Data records
►

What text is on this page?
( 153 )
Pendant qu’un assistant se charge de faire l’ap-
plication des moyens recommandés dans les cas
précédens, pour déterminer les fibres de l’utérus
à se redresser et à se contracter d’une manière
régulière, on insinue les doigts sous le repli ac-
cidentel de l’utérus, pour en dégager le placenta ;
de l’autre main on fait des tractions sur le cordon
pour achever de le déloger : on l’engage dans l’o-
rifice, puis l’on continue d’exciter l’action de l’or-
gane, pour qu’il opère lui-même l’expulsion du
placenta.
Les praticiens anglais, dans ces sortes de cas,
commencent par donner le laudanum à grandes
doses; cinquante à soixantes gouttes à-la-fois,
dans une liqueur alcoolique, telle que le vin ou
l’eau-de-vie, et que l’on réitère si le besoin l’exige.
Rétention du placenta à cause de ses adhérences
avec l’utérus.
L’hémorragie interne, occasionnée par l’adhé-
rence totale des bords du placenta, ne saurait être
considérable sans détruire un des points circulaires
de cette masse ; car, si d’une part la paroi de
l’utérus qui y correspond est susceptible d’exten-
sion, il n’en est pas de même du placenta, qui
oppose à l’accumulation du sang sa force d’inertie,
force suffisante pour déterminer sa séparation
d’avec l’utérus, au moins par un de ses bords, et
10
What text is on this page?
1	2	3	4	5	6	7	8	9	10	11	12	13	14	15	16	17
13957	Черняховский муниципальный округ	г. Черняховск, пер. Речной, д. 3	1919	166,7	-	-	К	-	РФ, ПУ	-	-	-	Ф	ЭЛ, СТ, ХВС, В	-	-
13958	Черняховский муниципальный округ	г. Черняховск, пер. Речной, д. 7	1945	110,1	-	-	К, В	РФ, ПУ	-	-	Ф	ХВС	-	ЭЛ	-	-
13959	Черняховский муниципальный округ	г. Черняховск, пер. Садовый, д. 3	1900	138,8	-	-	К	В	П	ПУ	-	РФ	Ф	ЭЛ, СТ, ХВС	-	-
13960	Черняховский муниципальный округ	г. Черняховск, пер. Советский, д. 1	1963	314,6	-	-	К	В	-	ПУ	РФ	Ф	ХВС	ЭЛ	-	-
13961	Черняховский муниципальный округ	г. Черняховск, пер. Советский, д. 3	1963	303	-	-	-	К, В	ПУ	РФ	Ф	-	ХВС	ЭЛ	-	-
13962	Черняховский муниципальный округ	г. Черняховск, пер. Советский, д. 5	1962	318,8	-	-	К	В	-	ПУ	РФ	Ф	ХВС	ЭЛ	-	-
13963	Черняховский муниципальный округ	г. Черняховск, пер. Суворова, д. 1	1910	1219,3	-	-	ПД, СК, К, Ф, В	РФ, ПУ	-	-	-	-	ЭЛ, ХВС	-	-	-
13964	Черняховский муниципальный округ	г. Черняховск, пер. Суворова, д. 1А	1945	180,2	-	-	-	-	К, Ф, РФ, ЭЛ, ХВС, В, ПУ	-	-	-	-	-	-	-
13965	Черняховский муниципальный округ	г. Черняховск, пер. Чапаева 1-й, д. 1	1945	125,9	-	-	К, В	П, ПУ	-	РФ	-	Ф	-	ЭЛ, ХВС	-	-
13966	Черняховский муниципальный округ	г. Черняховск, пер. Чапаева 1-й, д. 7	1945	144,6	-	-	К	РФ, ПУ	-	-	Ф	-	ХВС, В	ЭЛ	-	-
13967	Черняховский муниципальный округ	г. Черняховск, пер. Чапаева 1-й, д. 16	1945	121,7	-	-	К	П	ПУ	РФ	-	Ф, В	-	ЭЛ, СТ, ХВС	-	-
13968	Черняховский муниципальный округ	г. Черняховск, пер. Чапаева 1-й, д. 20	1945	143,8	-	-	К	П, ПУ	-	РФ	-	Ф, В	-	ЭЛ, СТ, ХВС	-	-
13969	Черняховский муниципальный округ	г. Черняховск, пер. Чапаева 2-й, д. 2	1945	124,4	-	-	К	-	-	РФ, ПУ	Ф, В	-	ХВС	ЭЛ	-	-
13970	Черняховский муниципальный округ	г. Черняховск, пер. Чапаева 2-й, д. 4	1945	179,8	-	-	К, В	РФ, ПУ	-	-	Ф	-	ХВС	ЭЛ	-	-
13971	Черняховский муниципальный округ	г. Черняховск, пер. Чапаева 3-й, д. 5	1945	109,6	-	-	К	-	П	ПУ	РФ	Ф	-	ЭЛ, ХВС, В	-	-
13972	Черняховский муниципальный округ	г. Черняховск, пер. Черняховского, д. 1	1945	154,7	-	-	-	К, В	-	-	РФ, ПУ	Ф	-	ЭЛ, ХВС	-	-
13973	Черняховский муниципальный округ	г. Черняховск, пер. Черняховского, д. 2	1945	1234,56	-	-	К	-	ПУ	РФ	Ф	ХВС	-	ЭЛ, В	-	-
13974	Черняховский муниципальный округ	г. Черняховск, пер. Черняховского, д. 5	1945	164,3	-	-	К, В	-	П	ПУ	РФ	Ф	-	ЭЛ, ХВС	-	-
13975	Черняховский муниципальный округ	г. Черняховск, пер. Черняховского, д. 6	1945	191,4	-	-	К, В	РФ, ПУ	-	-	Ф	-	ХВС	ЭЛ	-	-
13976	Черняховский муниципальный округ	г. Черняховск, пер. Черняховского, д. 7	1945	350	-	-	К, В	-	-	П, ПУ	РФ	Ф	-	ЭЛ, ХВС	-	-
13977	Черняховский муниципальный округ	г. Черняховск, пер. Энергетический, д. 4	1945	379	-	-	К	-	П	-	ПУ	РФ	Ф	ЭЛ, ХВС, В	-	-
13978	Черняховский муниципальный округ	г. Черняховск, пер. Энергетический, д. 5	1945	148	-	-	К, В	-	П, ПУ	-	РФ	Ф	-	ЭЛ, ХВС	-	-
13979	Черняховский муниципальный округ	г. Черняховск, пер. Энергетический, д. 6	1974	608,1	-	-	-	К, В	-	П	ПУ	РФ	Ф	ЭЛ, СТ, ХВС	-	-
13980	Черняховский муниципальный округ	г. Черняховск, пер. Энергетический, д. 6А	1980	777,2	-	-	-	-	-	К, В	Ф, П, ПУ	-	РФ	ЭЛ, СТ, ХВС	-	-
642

◄

_Exercise objective_: Every entry should be output exactly as written, please.

_Task solution_:
What text is on this page?
( 153 )
Pendant qu’un assistant se charge de faire l’ap-
plication des moyens recommandés dans les cas
précédens, pour déterminer les fibres de l’utérus
à se redresser et à se contracter d’une manière
régulière, on insinue les doigts sous le repli ac-
cidentel de l’utérus, pour en dégager le placenta ;
de l’autre main on fait des tractions sur le cordon
pour achever de le déloger : on l’engage dans l’o-
rifice, puis l’on continue d’exciter l’action de l’or-
gane, pour qu’il opère lui-même l’expulsion du
placenta.
Les praticiens anglais, dans ces sortes de cas,
commencent par donner le laudanum à grandes
doses; cinquante à soixantes gouttes à-la-fois,
dans une liqueur alcoolique, telle que le vin ou
l’eau-de-vie, et que l’on réitère si le besoin l’exige.
Rétention du placenta à cause de ses adhérences
avec l’utérus.
L’hémorragie interne, occasionnée par l’adhé-
rence totale des bords du placenta, ne saurait être
considérable sans détruire un des points circulaires
de cette masse ; car, si d’une part la paroi de
l’utérus qui y correspond est susceptible d’exten-
sion, il n’en est pas de même du placenta, qui
oppose à l’accumulation du sang sa force d’inertie,
force suffisante pour déterminer sa séparation
d’avec l’utérus, au moins par un de ses bords, et
10
What text is on this page?
1	2	3	4	5	6	7	8	9	10	11	12	13	14	15	16	17
13957	Черняховский муниципальный округ	г. Черняховск, пер. Речной, д. 3	1919	166,7	-	-	К	-	РФ, ПУ	-	-	-	Ф	ЭЛ, СТ, ХВС, В	-	-
13958	Черняховский муниципальный округ	г. Черняховск, пер. Речной, д. 7	1945	110,1	-	-	К, В	РФ, ПУ	-	-	Ф	ХВС	-	ЭЛ	-	-
13959	Черняховский муниципальный округ	г. Черняховск, пер. Садовый, д. 3	1900	138,8	-	-	К	В	П	ПУ	-	РФ	Ф	ЭЛ, СТ, ХВС	-	-
13960	Черняховский муниципальный округ	г. Черняховск, пер. Советский, д. 1	1963	314,6	-	-	К	В	-	ПУ	РФ	Ф	ХВС	ЭЛ	-	-
13961	Черняховский муниципальный округ	г. Черняховск, пер. Советский, д. 3	1963	303	-	-	-	К, В	ПУ	РФ	Ф	-	ХВС	ЭЛ	-	-
13962	Черняховский муниципальный округ	г. Черняховск, пер. Советский, д. 5	1962	318,8	-	-	К	В	-	ПУ	РФ	Ф	ХВС	ЭЛ	-	-
13963	Черняховский муниципальный округ	г. Черняховск, пер. Суворова, д. 1	1910	1219,3	-	-	ПД, СК, К, Ф, В	РФ, ПУ	-	-	-	-	ЭЛ, ХВС	-	-	-
13964	Черняховский муниципальный округ	г. Черняховск, пер. Суворова, д. 1А	1945	180,2	-	-	-	-	К, Ф, РФ, ЭЛ, ХВС, В, ПУ	-	-	-	-	-	-	-
13965	Черняховский муниципальный округ	г. Черняховск, пер. Чапаева 1-й, д. 1	1945	125,9	-	-	К, В	П, ПУ	-	РФ	-	Ф	-	ЭЛ, ХВС	-	-
13966	Черняховский муниципальный округ	г. Черняховск, пер. Чапаева 1-й, д. 7	1945	144,6	-	-	К	РФ, ПУ	-	-	Ф	-	ХВС, В	ЭЛ	-	-
13967	Черняховский муниципальный округ	г. Черняховск, пер. Чапаева 1-й, д. 16	1945	121,7	-	-	К	П	ПУ	РФ	-	Ф, В	-	ЭЛ, СТ, ХВС	-	-
13968	Черняховский муниципальный округ	г. Черняховск, пер. Чапаева 1-й, д. 20	1945	143,8	-	-	К	П, ПУ	-	РФ	-	Ф, В	-	ЭЛ, СТ, ХВС	-	-
13969	Черняховский муниципальный округ	г. Черняховск, пер. Чапаева 2-й, д. 2	1945	124,4	-	-	К	-	-	РФ, ПУ	Ф, В	-	ХВС	ЭЛ	-	-
13970	Черняховский муниципальный округ	г. Черняховск, пер. Чапаева 2-й, д. 4	1945	179,8	-	-	К, В	РФ, ПУ	-	-	Ф	-	ХВС	ЭЛ	-	-
13971	Черняховский муниципальный округ	г. Черняховск, пер. Чапаева 3-й, д. 5	1945	109,6	-	-	К	-	П	ПУ	РФ	Ф	-	ЭЛ, ХВС, В	-	-
13972	Черняховский муниципальный округ	г. Черняховск, пер. Черняховского, д. 1	1945	154,7	-	-	-	К, В	-	-	РФ, ПУ	Ф	-	ЭЛ, ХВС	-	-
13973	Черняховский муниципальный округ	г. Черняховск, пер. Черняховского, д. 2	1945	1234,56	-	-	К	-	ПУ	РФ	Ф	ХВС	-	ЭЛ, В	-	-
13974	Черняховский муниципальный округ	г. Черняховск, пер. Черняховского, д. 5	1945	164,3	-	-	К, В	-	П	ПУ	РФ	Ф	-	ЭЛ, ХВС	-	-
13975	Черняховский муниципальный округ	г. Черняховск, пер. Черняховского, д. 6	1945	191,4	-	-	К, В	РФ, ПУ	-	-	Ф	-	ХВС	ЭЛ	-	-
13976	Черняховский муниципальный округ	г. Черняховск, пер. Черняховского, д. 7	1945	350	-	-	К, В	-	-	П, ПУ	РФ	Ф	-	ЭЛ, ХВС	-	-
13977	Черняховский муниципальный округ	г. Черняховск, пер. Энергетический, д. 4	1945	379	-	-	К	-	П	-	ПУ	РФ	Ф	ЭЛ, ХВС, В	-	-
13978	Черняховский муниципальный округ	г. Черняховск, пер. Энергетический, д. 5	1945	148	-	-	К, В	-	П, ПУ	-	РФ	Ф	-	ЭЛ, ХВС	-	-
13979	Черняховский муниципальный округ	г. Черняховск, пер. Энергетический, д. 6	1974	608,1	-	-	-	К, В	-	П	ПУ	РФ	Ф	ЭЛ, СТ, ХВС	-	-
13980	Черняховский муниципальный округ	г. Черняховск, пер. Энергетический, д. 6А	1980	777,2	-	-	-	-	-	К, В	Ф, П, ПУ	-	РФ	ЭЛ, СТ, ХВС	-	-
642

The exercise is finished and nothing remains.